=== Directive ===
Copy exactly the lines from the "Transcribe the text in this document." line to the end, both included, and nothing else.

=== Data shown ===
══════
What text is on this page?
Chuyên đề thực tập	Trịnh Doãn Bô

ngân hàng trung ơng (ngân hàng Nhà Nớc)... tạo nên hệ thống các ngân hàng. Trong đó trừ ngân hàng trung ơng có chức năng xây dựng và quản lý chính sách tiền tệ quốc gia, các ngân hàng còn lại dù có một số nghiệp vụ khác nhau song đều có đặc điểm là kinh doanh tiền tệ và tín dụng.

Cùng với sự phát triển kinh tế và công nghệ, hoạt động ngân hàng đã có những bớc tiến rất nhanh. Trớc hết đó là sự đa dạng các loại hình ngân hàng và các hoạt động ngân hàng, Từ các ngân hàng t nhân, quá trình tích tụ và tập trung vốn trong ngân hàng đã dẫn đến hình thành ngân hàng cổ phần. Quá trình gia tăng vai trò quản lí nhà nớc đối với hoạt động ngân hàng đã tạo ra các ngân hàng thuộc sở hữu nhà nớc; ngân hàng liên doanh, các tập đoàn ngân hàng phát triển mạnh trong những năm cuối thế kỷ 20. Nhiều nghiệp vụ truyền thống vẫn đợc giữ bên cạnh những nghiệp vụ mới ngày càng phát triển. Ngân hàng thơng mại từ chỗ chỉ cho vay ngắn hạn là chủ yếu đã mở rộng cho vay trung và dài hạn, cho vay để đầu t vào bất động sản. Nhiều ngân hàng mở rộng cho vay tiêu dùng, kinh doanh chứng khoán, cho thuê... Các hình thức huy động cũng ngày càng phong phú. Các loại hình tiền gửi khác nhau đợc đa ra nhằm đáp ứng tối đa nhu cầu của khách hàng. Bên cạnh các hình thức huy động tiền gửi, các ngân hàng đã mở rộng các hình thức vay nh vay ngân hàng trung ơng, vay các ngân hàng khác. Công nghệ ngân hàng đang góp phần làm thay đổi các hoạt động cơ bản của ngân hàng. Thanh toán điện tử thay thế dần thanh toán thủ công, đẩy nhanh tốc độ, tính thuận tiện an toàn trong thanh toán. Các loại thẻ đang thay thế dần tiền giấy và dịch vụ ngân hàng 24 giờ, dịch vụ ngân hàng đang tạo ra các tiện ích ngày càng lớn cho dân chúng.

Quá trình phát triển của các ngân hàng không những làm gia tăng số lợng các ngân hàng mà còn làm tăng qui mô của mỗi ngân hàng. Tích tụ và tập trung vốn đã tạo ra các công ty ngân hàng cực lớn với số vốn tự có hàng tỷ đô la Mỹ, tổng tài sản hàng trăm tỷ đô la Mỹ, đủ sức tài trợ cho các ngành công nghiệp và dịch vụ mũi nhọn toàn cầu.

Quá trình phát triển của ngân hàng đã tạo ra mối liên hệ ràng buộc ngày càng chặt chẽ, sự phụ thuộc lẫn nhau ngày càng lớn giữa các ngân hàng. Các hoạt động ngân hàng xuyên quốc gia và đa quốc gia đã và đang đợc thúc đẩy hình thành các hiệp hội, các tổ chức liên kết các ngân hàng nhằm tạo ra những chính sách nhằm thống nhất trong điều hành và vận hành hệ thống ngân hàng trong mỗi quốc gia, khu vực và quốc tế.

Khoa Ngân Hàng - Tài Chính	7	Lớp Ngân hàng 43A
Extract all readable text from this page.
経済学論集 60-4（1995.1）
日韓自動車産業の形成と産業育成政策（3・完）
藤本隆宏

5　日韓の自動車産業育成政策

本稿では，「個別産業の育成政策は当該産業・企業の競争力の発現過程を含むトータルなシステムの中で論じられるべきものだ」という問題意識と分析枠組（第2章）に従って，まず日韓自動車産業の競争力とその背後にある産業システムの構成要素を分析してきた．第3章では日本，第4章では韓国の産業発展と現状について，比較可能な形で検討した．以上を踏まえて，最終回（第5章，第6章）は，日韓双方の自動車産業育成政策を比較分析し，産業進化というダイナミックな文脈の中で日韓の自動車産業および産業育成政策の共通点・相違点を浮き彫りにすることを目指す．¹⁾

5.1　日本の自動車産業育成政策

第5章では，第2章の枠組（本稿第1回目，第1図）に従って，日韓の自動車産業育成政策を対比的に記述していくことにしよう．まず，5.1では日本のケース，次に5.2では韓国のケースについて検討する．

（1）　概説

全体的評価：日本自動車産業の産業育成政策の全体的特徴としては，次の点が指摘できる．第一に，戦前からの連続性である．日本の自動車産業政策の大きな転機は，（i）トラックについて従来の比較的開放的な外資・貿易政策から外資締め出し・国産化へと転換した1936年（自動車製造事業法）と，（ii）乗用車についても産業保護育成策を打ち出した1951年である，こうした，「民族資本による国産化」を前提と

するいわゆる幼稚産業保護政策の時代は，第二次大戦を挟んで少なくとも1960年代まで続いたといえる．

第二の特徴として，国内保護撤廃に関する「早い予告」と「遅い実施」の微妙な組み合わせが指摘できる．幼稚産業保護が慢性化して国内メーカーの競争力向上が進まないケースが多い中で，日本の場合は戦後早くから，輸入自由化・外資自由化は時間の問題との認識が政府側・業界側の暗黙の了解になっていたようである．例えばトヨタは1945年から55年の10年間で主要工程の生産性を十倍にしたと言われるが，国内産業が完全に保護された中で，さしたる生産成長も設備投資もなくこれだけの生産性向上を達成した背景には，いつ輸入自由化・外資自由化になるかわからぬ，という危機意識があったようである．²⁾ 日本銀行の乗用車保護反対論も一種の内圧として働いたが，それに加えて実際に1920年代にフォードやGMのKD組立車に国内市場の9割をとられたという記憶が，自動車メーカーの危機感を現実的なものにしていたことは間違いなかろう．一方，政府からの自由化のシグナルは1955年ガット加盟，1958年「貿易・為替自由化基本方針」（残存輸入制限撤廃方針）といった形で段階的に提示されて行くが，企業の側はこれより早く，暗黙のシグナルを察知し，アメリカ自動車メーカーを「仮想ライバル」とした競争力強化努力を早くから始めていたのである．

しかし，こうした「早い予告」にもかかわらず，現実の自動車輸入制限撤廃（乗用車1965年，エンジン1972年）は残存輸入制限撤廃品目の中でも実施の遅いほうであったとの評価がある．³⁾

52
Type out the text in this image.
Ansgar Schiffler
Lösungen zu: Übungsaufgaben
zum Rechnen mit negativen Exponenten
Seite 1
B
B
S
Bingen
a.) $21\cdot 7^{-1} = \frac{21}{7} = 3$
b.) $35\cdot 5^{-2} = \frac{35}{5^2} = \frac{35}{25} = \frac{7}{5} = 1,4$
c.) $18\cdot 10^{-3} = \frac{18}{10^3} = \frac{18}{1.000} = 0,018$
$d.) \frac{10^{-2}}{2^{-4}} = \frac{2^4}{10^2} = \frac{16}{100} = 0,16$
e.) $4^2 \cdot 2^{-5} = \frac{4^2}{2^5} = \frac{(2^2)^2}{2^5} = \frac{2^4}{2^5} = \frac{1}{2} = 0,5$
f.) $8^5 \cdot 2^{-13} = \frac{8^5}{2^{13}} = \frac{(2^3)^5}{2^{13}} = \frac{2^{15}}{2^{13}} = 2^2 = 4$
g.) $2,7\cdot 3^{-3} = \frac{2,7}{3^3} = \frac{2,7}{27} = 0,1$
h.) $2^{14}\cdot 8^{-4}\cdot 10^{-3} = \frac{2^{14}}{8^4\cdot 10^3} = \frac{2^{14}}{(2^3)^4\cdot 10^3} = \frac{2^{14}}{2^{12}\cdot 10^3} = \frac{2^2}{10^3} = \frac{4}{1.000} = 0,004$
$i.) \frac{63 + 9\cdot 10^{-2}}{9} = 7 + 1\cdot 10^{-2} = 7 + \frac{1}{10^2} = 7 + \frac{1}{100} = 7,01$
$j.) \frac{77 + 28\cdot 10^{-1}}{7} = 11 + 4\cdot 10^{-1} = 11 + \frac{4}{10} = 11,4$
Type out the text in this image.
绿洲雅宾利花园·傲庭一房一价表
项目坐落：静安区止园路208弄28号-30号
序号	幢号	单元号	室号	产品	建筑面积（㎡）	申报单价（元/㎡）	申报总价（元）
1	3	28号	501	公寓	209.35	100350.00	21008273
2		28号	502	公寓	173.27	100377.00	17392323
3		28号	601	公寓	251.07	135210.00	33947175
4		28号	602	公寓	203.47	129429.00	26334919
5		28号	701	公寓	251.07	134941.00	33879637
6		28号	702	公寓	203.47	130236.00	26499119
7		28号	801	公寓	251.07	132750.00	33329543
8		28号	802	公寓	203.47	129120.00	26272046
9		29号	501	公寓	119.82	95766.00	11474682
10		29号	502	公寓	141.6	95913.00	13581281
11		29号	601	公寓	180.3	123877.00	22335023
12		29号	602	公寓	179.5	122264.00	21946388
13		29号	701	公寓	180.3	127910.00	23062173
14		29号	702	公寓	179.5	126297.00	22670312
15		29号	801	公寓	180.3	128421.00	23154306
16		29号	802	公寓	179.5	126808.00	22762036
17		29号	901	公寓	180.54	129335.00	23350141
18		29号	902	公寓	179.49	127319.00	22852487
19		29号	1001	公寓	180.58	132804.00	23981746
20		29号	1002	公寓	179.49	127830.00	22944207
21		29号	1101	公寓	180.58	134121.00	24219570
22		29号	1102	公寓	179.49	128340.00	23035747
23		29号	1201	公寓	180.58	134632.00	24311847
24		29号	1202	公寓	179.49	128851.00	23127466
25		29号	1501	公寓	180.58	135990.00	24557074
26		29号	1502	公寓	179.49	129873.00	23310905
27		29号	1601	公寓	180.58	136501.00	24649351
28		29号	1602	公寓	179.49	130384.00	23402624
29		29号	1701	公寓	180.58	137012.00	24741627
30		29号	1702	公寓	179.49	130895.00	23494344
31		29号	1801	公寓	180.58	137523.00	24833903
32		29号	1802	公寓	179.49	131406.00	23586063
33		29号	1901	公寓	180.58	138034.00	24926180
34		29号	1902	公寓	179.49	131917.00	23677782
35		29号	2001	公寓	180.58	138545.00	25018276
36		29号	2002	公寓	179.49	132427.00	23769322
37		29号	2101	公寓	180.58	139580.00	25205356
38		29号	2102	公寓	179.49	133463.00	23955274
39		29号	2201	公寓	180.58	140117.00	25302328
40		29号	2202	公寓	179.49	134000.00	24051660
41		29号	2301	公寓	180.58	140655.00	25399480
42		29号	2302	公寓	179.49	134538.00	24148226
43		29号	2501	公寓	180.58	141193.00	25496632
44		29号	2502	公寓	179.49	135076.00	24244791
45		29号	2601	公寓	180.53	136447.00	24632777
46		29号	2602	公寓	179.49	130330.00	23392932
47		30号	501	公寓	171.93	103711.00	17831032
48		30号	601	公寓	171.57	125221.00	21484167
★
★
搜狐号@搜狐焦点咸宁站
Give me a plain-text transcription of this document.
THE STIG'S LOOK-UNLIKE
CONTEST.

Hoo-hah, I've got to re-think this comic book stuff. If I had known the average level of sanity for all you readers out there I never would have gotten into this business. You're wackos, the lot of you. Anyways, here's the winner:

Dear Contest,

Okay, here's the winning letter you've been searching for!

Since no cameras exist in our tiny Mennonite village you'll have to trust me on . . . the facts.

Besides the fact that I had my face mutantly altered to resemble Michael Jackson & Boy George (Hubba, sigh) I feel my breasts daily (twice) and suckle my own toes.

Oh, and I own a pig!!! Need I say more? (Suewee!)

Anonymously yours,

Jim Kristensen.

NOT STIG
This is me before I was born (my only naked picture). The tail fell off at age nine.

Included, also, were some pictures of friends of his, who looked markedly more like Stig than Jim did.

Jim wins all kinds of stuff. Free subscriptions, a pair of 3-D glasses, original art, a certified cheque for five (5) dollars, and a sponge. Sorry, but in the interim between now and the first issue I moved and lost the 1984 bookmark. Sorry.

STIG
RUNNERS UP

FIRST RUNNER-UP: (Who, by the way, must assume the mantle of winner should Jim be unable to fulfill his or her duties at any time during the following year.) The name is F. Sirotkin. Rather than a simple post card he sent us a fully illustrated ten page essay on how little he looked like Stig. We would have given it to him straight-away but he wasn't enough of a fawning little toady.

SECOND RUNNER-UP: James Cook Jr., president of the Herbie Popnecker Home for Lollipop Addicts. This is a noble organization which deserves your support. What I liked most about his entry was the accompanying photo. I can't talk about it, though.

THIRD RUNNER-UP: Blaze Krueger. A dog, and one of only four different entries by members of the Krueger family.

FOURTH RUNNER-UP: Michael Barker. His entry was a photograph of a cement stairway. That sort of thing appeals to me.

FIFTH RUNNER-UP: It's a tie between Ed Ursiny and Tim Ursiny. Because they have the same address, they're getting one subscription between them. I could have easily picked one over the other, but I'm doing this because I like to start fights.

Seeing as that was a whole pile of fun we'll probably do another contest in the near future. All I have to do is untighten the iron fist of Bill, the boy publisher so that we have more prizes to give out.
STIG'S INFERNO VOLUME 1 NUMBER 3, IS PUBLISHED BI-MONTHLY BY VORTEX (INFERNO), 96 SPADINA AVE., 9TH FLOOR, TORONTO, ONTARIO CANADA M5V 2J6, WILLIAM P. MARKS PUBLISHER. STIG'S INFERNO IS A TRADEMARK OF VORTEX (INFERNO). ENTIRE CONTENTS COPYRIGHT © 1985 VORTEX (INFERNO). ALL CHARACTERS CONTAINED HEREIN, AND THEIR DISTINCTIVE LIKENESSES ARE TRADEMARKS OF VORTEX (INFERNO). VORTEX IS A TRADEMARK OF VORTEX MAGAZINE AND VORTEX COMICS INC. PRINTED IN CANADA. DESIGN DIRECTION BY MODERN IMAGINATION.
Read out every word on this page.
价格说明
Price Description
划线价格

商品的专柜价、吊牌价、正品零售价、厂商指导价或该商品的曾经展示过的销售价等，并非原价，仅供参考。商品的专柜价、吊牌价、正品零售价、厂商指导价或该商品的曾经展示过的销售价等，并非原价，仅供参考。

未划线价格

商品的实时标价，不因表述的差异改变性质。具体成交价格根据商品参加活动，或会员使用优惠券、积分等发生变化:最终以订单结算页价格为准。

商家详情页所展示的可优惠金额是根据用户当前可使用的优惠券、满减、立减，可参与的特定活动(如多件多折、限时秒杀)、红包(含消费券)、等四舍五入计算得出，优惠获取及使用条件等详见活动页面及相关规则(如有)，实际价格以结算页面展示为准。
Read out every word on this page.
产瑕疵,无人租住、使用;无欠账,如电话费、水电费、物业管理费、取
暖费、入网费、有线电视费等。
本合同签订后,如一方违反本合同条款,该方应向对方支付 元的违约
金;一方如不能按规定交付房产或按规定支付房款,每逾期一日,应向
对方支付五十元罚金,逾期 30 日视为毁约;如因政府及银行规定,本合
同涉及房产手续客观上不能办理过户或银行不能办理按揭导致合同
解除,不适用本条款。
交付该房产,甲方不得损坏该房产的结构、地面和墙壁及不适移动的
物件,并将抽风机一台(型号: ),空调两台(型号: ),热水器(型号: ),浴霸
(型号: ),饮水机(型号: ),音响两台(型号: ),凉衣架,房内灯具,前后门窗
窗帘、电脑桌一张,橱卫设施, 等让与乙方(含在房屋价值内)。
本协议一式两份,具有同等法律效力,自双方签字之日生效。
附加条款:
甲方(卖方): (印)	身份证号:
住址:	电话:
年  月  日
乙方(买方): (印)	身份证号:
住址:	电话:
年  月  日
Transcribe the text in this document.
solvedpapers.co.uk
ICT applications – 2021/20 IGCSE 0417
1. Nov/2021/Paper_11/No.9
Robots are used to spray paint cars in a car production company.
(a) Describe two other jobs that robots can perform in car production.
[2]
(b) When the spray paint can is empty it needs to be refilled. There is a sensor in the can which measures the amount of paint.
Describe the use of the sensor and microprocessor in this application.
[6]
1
══════
=== Exercise result ===
Transcribe the text in this document.
solvedpapers.co.uk
ICT applications – 2021/20 IGCSE 0417
1. Nov/2021/Paper_11/No.9
Robots are used to spray paint cars in a car production company.
(a) Describe two other jobs that robots can perform in car production.
[2]
(b) When the spray paint can is empty it needs to be refilled. There is a sensor in the can which measures the amount of paint.
Describe the use of the sensor and microprocessor in this application.
[6]
1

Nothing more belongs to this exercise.